Stored data ▸
· · · ·

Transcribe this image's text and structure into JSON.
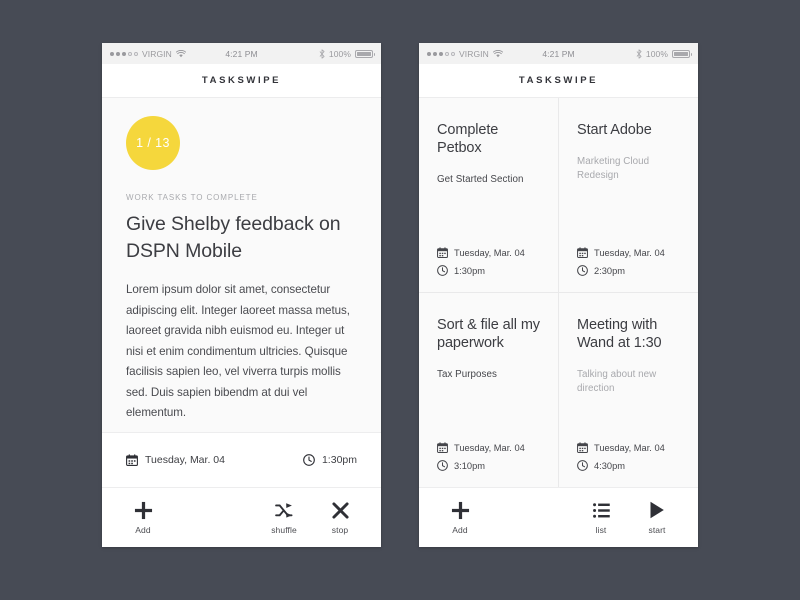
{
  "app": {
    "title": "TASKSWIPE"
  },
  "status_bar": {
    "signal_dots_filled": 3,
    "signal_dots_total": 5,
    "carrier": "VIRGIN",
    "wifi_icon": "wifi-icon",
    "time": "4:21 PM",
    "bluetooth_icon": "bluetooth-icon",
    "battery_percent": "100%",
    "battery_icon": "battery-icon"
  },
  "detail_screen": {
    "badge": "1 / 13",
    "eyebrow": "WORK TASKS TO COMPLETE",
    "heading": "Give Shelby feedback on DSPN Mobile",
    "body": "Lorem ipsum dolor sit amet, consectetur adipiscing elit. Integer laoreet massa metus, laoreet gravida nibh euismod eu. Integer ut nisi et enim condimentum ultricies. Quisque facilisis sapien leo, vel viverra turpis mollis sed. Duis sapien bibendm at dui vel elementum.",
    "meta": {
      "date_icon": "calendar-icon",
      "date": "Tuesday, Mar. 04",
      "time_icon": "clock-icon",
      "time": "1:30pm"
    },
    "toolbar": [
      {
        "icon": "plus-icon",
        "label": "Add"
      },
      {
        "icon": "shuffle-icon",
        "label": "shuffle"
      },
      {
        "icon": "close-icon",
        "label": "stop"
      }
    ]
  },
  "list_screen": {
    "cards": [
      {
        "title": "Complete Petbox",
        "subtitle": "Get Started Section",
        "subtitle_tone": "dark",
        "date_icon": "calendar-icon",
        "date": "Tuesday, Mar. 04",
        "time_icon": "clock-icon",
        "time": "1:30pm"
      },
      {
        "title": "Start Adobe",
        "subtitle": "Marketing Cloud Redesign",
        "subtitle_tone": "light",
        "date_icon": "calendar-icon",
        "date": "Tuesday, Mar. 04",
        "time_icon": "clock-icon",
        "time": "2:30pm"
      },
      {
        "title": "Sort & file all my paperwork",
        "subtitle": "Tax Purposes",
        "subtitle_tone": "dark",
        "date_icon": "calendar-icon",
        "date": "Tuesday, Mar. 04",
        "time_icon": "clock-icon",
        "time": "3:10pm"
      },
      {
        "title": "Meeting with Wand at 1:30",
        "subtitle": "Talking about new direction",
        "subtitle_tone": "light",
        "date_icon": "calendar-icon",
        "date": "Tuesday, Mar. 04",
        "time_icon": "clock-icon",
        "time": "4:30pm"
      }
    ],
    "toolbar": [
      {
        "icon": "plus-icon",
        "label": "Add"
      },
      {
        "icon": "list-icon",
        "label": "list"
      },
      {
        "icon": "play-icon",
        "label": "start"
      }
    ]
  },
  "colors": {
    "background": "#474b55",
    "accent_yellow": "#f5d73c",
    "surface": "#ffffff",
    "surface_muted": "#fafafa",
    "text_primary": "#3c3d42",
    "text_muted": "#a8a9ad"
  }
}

· · · ·

INSTRUCTION ▸ Every line above should be repeated exactly; pictures stay out of the copy.

SOLUTION TO THE PROBLEM ▸
Transcribe this image's text and structure into JSON.
{
  "app": {
    "title": "TASKSWIPE"
  },
  "status_bar": {
    "signal_dots_filled": 3,
    "signal_dots_total": 5,
    "carrier": "VIRGIN",
    "wifi_icon": "wifi-icon",
    "time": "4:21 PM",
    "bluetooth_icon": "bluetooth-icon",
    "battery_percent": "100%",
    "battery_icon": "battery-icon"
  },
  "detail_screen": {
    "badge": "1 / 13",
    "eyebrow": "WORK TASKS TO COMPLETE",
    "heading": "Give Shelby feedback on DSPN Mobile",
    "body": "Lorem ipsum dolor sit amet, consectetur adipiscing elit. Integer laoreet massa metus, laoreet gravida nibh euismod eu. Integer ut nisi et enim condimentum ultricies. Quisque facilisis sapien leo, vel viverra turpis mollis sed. Duis sapien bibendm at dui vel elementum.",
    "meta": {
      "date_icon": "calendar-icon",
      "date": "Tuesday, Mar. 04",
      "time_icon": "clock-icon",
      "time": "1:30pm"
    },
    "toolbar": [
      {
        "icon": "plus-icon",
        "label": "Add"
      },
      {
        "icon": "shuffle-icon",
        "label": "shuffle"
      },
      {
        "icon": "close-icon",
        "label": "stop"
      }
    ]
  },
  "list_screen": {
    "cards": [
      {
        "title": "Complete Petbox",
        "subtitle": "Get Started Section",
        "subtitle_tone": "dark",
        "date_icon": "calendar-icon",
        "date": "Tuesday, Mar. 04",
        "time_icon": "clock-icon",
        "time": "1:30pm"
      },
      {
        "title": "Start Adobe",
        "subtitle": "Marketing Cloud Redesign",
        "subtitle_tone": "light",
        "date_icon": "calendar-icon",
        "date": "Tuesday, Mar. 04",
        "time_icon": "clock-icon",
        "time": "2:30pm"
      },
      {
        "title": "Sort & file all my paperwork",
        "subtitle": "Tax Purposes",
        "subtitle_tone": "dark",
        "date_icon": "calendar-icon",
        "date": "Tuesday, Mar. 04",
        "time_icon": "clock-icon",
        "time": "3:10pm"
      },
      {
        "title": "Meeting with Wand at 1:30",
        "subtitle": "Talking about new direction",
        "subtitle_tone": "light",
        "date_icon": "calendar-icon",
        "date": "Tuesday, Mar. 04",
        "time_icon": "clock-icon",
        "time": "4:30pm"
      }
    ],
    "toolbar": [
      {
        "icon": "plus-icon",
        "label": "Add"
      },
      {
        "icon": "list-icon",
        "label": "list"
      },
      {
        "icon": "play-icon",
        "label": "start"
      }
    ]
  },
  "colors": {
    "background": "#474b55",
    "accent_yellow": "#f5d73c",
    "surface": "#ffffff",
    "surface_muted": "#fafafa",
    "text_primary": "#3c3d42",
    "text_muted": "#a8a9ad"
  }
}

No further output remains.